ENTRIES SUPPLIED>

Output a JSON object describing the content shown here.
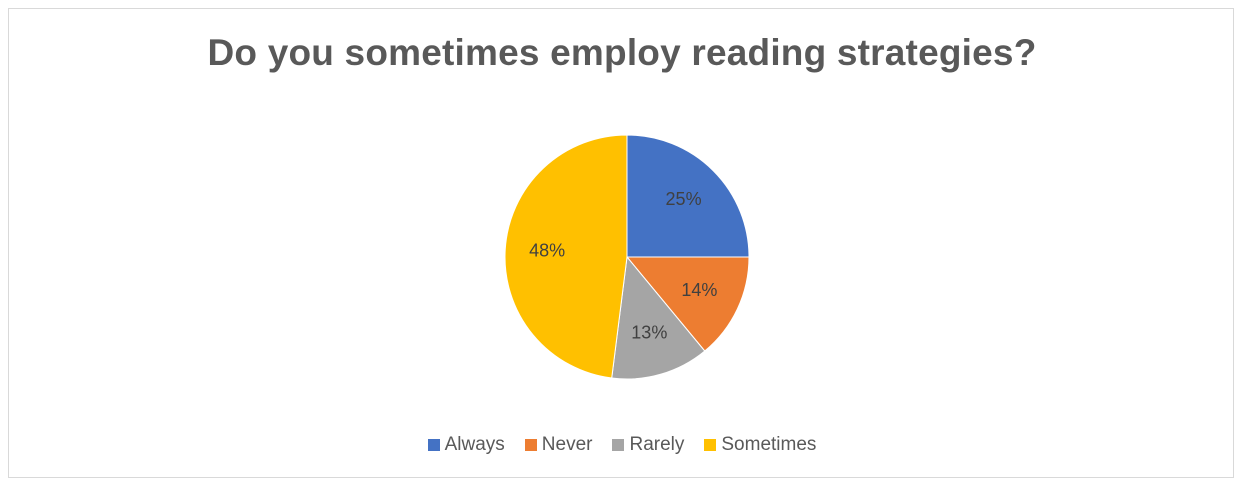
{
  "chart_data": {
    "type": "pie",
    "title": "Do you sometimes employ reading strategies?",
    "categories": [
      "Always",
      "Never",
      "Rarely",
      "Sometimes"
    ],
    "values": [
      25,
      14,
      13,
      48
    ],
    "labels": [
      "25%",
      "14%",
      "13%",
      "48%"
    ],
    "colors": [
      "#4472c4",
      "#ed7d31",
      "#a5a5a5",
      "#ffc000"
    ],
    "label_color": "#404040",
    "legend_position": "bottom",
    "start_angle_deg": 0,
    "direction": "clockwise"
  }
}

* * *

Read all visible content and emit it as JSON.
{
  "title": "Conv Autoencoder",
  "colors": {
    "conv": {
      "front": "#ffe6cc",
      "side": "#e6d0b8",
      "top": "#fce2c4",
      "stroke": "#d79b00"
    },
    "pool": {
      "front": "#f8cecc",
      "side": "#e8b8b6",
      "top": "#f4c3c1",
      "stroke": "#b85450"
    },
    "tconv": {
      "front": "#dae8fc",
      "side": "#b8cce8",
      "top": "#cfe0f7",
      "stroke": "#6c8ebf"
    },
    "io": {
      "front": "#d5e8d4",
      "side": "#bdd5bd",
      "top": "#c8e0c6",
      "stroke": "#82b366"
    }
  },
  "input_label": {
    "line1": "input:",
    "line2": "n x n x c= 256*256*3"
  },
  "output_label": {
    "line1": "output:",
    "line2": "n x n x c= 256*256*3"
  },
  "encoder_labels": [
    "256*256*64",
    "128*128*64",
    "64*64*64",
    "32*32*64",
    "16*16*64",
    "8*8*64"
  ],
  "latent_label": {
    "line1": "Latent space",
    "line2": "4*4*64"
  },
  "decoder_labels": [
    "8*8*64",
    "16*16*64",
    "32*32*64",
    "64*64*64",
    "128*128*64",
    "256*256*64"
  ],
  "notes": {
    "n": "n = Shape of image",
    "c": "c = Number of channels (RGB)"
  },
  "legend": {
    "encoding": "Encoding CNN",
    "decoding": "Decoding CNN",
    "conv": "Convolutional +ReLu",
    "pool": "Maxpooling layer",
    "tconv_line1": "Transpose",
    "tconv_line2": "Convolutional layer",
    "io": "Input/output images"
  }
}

...

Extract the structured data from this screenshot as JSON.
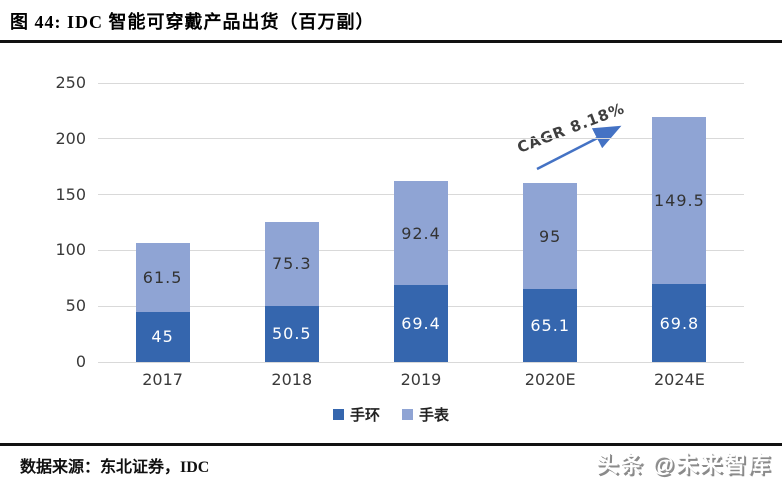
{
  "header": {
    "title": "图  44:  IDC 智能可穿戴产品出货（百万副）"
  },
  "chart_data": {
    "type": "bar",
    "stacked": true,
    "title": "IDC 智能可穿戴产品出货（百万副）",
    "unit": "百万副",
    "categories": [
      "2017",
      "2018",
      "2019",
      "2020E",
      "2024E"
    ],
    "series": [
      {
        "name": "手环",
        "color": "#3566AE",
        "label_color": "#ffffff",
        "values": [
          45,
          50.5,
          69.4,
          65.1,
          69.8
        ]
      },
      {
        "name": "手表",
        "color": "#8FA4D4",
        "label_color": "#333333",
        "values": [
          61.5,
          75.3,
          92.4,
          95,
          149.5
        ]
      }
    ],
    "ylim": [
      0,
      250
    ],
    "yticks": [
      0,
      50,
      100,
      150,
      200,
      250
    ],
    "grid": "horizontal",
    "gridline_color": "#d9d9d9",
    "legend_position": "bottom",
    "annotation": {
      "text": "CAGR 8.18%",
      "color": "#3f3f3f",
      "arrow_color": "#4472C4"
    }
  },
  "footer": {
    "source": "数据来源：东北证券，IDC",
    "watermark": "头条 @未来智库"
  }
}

AIM>
In the entries above, find every line with the word "Convolutional" and list it.

ANSWER TO THE EXERCISE>
    "conv": "Convolutional +ReLu",
    "tconv_line2": "Convolutional layer",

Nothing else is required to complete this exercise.